■ Instruction: Wherever the string "Rates" appears in a line, extract that line.

■ Input:

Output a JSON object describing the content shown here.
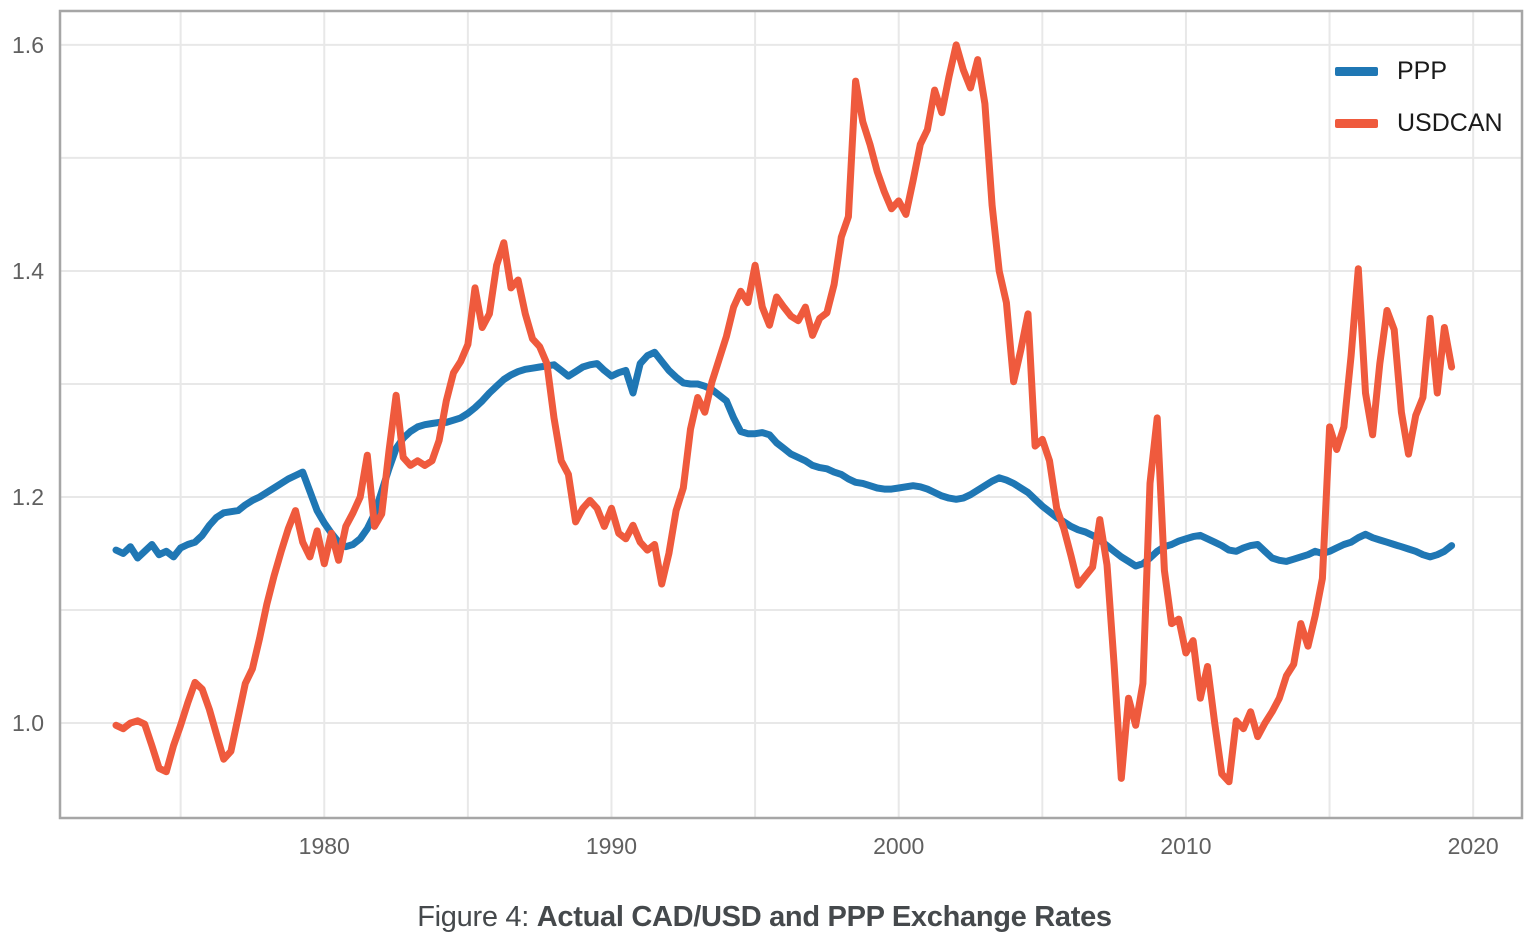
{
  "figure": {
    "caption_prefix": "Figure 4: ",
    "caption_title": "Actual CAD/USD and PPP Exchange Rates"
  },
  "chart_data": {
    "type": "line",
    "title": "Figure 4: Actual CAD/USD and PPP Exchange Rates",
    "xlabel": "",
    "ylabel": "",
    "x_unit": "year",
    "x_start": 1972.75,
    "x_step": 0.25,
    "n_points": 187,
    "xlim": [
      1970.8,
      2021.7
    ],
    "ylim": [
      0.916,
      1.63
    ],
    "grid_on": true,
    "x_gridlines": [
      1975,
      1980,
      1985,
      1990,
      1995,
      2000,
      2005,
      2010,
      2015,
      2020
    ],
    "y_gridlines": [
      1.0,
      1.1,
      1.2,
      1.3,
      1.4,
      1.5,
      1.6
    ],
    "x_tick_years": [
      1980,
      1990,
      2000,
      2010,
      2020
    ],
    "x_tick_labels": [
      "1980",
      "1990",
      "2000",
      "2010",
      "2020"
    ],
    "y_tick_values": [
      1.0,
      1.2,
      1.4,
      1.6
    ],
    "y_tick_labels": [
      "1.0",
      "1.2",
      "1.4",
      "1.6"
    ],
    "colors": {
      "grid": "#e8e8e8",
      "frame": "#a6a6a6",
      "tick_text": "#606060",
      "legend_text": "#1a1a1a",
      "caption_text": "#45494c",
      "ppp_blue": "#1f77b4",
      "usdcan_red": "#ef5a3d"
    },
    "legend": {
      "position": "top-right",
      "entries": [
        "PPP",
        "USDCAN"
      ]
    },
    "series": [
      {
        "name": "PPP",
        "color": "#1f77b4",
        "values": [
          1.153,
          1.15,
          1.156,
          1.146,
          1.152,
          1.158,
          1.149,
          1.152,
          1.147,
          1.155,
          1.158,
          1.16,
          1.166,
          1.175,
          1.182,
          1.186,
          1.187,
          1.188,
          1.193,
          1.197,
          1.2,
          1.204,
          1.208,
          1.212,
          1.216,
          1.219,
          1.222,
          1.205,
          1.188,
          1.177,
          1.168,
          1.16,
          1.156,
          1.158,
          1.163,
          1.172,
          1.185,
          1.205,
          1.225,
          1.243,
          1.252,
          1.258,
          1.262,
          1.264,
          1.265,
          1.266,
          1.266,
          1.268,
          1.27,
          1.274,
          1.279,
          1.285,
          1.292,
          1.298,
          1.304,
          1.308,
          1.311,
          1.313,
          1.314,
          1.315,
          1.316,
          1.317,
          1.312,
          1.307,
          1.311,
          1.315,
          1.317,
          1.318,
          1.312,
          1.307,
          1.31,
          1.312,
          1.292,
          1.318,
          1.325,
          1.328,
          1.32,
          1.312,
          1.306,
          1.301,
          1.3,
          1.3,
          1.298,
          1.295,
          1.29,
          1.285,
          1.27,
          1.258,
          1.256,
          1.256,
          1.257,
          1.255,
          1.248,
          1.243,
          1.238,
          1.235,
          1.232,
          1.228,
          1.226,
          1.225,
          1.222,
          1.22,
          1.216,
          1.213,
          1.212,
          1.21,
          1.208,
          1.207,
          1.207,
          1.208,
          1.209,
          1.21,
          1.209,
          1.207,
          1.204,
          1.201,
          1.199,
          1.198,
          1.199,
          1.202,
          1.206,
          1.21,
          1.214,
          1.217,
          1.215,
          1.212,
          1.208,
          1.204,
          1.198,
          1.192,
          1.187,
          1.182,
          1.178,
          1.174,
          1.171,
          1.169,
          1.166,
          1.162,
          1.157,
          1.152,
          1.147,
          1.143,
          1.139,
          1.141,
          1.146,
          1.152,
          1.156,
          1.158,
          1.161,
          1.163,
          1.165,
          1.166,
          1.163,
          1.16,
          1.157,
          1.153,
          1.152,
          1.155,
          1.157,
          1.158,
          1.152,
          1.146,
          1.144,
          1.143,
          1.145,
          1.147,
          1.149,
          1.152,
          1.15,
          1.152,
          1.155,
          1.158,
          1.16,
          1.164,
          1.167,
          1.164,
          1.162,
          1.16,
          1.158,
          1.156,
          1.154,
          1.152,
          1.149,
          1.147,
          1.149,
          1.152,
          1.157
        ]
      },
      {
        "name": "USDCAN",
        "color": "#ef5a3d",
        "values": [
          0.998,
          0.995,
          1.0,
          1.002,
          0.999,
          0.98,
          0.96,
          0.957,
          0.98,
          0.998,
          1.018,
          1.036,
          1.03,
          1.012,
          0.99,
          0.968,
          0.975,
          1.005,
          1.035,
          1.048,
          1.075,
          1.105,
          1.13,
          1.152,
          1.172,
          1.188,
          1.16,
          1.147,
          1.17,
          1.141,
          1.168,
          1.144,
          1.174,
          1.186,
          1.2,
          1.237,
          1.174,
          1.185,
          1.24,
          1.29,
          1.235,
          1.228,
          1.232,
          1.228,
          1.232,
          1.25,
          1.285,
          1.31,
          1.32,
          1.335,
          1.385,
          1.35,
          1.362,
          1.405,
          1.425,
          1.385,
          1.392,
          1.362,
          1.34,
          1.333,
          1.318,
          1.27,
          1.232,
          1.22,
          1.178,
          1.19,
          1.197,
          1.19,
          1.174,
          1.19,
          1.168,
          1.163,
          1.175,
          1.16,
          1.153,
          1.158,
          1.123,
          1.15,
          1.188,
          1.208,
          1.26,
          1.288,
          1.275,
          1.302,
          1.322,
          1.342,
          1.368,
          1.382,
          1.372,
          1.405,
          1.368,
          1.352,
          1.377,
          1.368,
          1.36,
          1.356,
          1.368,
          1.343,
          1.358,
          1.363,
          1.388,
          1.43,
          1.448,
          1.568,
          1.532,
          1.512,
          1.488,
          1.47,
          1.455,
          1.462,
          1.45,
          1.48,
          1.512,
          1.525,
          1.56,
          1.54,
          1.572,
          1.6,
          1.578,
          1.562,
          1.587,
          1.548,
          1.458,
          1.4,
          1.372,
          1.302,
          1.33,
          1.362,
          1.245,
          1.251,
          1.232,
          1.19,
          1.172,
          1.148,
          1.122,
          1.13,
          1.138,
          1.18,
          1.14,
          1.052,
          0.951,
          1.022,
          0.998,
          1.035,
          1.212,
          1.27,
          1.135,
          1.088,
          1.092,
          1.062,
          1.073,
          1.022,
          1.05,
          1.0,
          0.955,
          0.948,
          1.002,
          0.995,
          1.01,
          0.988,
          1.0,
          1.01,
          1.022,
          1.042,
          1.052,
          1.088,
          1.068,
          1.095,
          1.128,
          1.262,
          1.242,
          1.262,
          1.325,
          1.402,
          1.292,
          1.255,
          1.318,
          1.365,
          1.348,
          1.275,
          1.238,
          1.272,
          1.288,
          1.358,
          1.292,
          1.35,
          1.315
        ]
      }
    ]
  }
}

■ Task answer:
    "caption_title": "Actual CAD/USD and PPP Exchange Rates"
    "title": "Figure 4: Actual CAD/USD and PPP Exchange Rates",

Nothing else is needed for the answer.